--- START Data listing ---

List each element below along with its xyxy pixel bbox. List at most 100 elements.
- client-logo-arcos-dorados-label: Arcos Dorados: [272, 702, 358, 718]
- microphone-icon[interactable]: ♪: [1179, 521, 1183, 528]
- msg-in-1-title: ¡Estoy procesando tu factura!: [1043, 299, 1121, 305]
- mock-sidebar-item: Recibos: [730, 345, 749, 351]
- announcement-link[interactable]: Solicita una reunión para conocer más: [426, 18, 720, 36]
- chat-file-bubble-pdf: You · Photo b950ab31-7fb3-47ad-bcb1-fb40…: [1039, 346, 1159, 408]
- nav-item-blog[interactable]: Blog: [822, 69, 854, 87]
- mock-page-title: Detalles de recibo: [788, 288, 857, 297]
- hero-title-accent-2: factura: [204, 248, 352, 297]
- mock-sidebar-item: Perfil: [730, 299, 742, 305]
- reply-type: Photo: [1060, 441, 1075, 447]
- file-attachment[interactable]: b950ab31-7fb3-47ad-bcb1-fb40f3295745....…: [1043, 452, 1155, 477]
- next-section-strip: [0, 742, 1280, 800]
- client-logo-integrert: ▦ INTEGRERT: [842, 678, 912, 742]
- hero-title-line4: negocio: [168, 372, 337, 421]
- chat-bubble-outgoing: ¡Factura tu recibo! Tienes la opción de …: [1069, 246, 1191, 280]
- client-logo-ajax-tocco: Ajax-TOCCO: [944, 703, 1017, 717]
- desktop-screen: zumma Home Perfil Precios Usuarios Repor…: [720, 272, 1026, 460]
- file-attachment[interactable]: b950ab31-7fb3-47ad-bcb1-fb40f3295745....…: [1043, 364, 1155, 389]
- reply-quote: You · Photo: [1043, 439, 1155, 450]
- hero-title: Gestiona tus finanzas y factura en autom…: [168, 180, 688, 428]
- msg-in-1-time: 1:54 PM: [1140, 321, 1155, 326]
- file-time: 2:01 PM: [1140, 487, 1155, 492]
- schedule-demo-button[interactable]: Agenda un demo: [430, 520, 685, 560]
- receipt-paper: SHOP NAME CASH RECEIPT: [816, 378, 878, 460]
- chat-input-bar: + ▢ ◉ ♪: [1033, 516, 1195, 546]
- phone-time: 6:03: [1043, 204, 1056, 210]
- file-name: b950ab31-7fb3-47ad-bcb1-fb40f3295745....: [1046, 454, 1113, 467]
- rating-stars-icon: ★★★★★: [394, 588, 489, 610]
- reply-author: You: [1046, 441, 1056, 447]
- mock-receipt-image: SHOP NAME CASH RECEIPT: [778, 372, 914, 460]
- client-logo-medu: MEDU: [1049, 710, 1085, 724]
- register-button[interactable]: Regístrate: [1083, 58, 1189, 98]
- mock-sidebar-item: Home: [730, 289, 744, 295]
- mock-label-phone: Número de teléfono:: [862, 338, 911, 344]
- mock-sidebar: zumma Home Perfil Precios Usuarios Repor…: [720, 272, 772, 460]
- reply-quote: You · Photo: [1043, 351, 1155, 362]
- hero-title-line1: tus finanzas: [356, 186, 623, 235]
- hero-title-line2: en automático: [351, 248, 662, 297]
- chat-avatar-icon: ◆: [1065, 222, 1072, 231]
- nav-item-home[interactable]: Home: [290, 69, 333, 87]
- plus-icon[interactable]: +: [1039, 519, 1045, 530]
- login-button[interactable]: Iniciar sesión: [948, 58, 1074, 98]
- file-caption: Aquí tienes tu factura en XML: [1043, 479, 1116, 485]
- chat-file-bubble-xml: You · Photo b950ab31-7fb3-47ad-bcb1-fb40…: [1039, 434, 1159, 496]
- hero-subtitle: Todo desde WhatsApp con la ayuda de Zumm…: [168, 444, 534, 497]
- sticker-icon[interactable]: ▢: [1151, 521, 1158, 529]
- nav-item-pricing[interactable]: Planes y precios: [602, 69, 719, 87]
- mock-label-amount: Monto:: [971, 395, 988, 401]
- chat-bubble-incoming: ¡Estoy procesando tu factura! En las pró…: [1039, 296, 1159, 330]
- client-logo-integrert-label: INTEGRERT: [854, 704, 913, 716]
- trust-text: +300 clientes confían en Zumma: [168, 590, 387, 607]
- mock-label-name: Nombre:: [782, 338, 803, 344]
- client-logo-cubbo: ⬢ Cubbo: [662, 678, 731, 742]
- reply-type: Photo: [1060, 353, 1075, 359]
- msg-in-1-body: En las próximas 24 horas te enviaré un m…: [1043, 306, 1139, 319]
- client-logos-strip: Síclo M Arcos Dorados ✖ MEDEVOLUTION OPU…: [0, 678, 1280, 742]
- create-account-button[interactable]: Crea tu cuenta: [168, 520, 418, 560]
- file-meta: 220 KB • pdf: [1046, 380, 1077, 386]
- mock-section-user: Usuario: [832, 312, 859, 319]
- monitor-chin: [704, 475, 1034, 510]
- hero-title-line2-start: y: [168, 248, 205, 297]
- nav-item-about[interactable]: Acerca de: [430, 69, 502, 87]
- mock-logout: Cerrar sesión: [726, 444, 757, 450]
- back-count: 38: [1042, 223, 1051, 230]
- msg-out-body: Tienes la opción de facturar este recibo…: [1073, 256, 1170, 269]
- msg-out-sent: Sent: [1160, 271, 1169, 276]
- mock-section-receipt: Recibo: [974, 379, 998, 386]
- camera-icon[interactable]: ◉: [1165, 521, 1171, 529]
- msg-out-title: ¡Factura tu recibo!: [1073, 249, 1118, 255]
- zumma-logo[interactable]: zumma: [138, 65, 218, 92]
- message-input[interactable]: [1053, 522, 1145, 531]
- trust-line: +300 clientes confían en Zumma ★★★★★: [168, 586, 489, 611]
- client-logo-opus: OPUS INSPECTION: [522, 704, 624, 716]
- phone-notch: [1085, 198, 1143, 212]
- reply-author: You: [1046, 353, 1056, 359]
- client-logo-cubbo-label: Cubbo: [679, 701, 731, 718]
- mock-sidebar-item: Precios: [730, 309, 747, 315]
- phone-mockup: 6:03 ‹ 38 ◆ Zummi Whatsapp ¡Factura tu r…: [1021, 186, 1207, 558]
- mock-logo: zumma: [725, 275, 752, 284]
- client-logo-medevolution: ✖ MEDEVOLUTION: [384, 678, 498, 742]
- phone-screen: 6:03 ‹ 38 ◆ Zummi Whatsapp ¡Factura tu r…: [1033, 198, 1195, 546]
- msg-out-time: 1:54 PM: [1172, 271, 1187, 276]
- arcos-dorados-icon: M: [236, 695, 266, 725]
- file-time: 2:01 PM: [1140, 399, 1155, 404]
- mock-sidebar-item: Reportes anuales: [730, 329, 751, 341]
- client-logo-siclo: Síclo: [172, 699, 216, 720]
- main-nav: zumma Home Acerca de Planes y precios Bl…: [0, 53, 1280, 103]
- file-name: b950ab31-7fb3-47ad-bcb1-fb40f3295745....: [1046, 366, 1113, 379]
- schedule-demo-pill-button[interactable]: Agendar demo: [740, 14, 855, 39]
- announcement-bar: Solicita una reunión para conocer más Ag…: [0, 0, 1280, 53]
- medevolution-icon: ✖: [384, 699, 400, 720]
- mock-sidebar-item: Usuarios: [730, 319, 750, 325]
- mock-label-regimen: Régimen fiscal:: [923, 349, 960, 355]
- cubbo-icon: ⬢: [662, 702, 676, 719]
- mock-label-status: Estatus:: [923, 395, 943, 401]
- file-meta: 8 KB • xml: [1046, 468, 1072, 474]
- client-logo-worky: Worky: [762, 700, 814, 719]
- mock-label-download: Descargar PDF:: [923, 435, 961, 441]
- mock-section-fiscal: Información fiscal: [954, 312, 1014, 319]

--- END Data listing ---

• [Given problem]:
Rename every "file-attachment" in all of the records above to "attachment-link", and leave everything else as it is.

• [Result of the exercise]:
List each element below along with its xyxy pixel bbox. List at most 100 elements.
- client-logo-arcos-dorados-label: Arcos Dorados: [272, 702, 358, 718]
- microphone-icon[interactable]: ♪: [1179, 521, 1183, 528]
- msg-in-1-title: ¡Estoy procesando tu factura!: [1043, 299, 1121, 305]
- mock-sidebar-item: Recibos: [730, 345, 749, 351]
- announcement-link[interactable]: Solicita una reunión para conocer más: [426, 18, 720, 36]
- chat-file-bubble-pdf: You · Photo b950ab31-7fb3-47ad-bcb1-fb40…: [1039, 346, 1159, 408]
- nav-item-blog[interactable]: Blog: [822, 69, 854, 87]
- mock-page-title: Detalles de recibo: [788, 288, 857, 297]
- hero-title-accent-2: factura: [204, 248, 352, 297]
- mock-sidebar-item: Perfil: [730, 299, 742, 305]
- reply-type: Photo: [1060, 441, 1075, 447]
- attachment-link[interactable]: b950ab31-7fb3-47ad-bcb1-fb40f3295745....…: [1043, 452, 1155, 477]
- next-section-strip: [0, 742, 1280, 800]
- client-logo-integrert: ▦ INTEGRERT: [842, 678, 912, 742]
- hero-title-line4: negocio: [168, 372, 337, 421]
- chat-bubble-outgoing: ¡Factura tu recibo! Tienes la opción de …: [1069, 246, 1191, 280]
- client-logo-ajax-tocco: Ajax-TOCCO: [944, 703, 1017, 717]
- desktop-screen: zumma Home Perfil Precios Usuarios Repor…: [720, 272, 1026, 460]
- attachment-link[interactable]: b950ab31-7fb3-47ad-bcb1-fb40f3295745....…: [1043, 364, 1155, 389]
- reply-quote: You · Photo: [1043, 439, 1155, 450]
- hero-title: Gestiona tus finanzas y factura en autom…: [168, 180, 688, 428]
- msg-in-1-time: 1:54 PM: [1140, 321, 1155, 326]
- file-time: 2:01 PM: [1140, 487, 1155, 492]
- schedule-demo-button[interactable]: Agenda un demo: [430, 520, 685, 560]
- receipt-paper: SHOP NAME CASH RECEIPT: [816, 378, 878, 460]
- chat-input-bar: + ▢ ◉ ♪: [1033, 516, 1195, 546]
- phone-time: 6:03: [1043, 204, 1056, 210]
- file-name: b950ab31-7fb3-47ad-bcb1-fb40f3295745....: [1046, 454, 1113, 467]
- rating-stars-icon: ★★★★★: [394, 588, 489, 610]
- reply-author: You: [1046, 441, 1056, 447]
- mock-receipt-image: SHOP NAME CASH RECEIPT: [778, 372, 914, 460]
- client-logo-medu: MEDU: [1049, 710, 1085, 724]
- register-button[interactable]: Regístrate: [1083, 58, 1189, 98]
- mock-sidebar-item: Home: [730, 289, 744, 295]
- mock-label-phone: Número de teléfono:: [862, 338, 911, 344]
- mock-sidebar: zumma Home Perfil Precios Usuarios Repor…: [720, 272, 772, 460]
- reply-quote: You · Photo: [1043, 351, 1155, 362]
- hero-title-line1: tus finanzas: [356, 186, 623, 235]
- hero-title-line2: en automático: [351, 248, 662, 297]
- chat-avatar-icon: ◆: [1065, 222, 1072, 231]
- nav-item-home[interactable]: Home: [290, 69, 333, 87]
- plus-icon[interactable]: +: [1039, 519, 1045, 530]
- login-button[interactable]: Iniciar sesión: [948, 58, 1074, 98]
- file-caption: Aquí tienes tu factura en XML: [1043, 479, 1116, 485]
- chat-file-bubble-xml: You · Photo b950ab31-7fb3-47ad-bcb1-fb40…: [1039, 434, 1159, 496]
- hero-subtitle: Todo desde WhatsApp con la ayuda de Zumm…: [168, 444, 534, 497]
- sticker-icon[interactable]: ▢: [1151, 521, 1158, 529]
- nav-item-pricing[interactable]: Planes y precios: [602, 69, 719, 87]
- mock-label-amount: Monto:: [971, 395, 988, 401]
- chat-bubble-incoming: ¡Estoy procesando tu factura! En las pró…: [1039, 296, 1159, 330]
- client-logo-integrert-label: INTEGRERT: [854, 704, 913, 716]
- trust-text: +300 clientes confían en Zumma: [168, 590, 387, 607]
- mock-label-name: Nombre:: [782, 338, 803, 344]
- client-logo-cubbo: ⬢ Cubbo: [662, 678, 731, 742]
- reply-type: Photo: [1060, 353, 1075, 359]
- msg-in-1-body: En las próximas 24 horas te enviaré un m…: [1043, 306, 1139, 319]
- client-logos-strip: Síclo M Arcos Dorados ✖ MEDEVOLUTION OPU…: [0, 678, 1280, 742]
- create-account-button[interactable]: Crea tu cuenta: [168, 520, 418, 560]
- file-meta: 220 KB • pdf: [1046, 380, 1077, 386]
- mock-section-user: Usuario: [832, 312, 859, 319]
- monitor-chin: [704, 475, 1034, 510]
- hero-title-line2-start: y: [168, 248, 205, 297]
- nav-item-about[interactable]: Acerca de: [430, 69, 502, 87]
- mock-logout: Cerrar sesión: [726, 444, 757, 450]
- back-count: 38: [1042, 223, 1051, 230]
- msg-out-body: Tienes la opción de facturar este recibo…: [1073, 256, 1170, 269]
- msg-out-sent: Sent: [1160, 271, 1169, 276]
- mock-section-receipt: Recibo: [974, 379, 998, 386]
- camera-icon[interactable]: ◉: [1165, 521, 1171, 529]
- msg-out-title: ¡Factura tu recibo!: [1073, 249, 1118, 255]
- zumma-logo[interactable]: zumma: [138, 65, 218, 92]
- message-input[interactable]: [1053, 522, 1145, 531]
- trust-line: +300 clientes confían en Zumma ★★★★★: [168, 586, 489, 611]
- client-logo-opus: OPUS INSPECTION: [522, 704, 624, 716]
- phone-notch: [1085, 198, 1143, 212]
- reply-author: You: [1046, 353, 1056, 359]
- client-logo-cubbo-label: Cubbo: [679, 701, 731, 718]
- mock-sidebar-item: Precios: [730, 309, 747, 315]
- phone-mockup: 6:03 ‹ 38 ◆ Zummi Whatsapp ¡Factura tu r…: [1021, 186, 1207, 558]
- mock-logo: zumma: [725, 275, 752, 284]
- client-logo-medevolution: ✖ MEDEVOLUTION: [384, 678, 498, 742]
- phone-screen: 6:03 ‹ 38 ◆ Zummi Whatsapp ¡Factura tu r…: [1033, 198, 1195, 546]
- msg-out-time: 1:54 PM: [1172, 271, 1187, 276]
- arcos-dorados-icon: M: [236, 695, 266, 725]
- file-time: 2:01 PM: [1140, 399, 1155, 404]
- mock-sidebar-item: Reportes anuales: [730, 329, 751, 341]
- client-logo-siclo: Síclo: [172, 699, 216, 720]
- main-nav: zumma Home Acerca de Planes y precios Bl…: [0, 53, 1280, 103]
- file-name: b950ab31-7fb3-47ad-bcb1-fb40f3295745....: [1046, 366, 1113, 379]
- schedule-demo-pill-button[interactable]: Agendar demo: [740, 14, 855, 39]
- announcement-bar: Solicita una reunión para conocer más Ag…: [0, 0, 1280, 53]
- medevolution-icon: ✖: [384, 699, 400, 720]
- mock-sidebar-item: Usuarios: [730, 319, 750, 325]
- mock-label-regimen: Régimen fiscal:: [923, 349, 960, 355]
- cubbo-icon: ⬢: [662, 702, 676, 719]
- mock-label-status: Estatus:: [923, 395, 943, 401]
- file-meta: 8 KB • xml: [1046, 468, 1072, 474]
- client-logo-worky: Worky: [762, 700, 814, 719]
- mock-label-download: Descargar PDF:: [923, 435, 961, 441]
- mock-section-fiscal: Información fiscal: [954, 312, 1014, 319]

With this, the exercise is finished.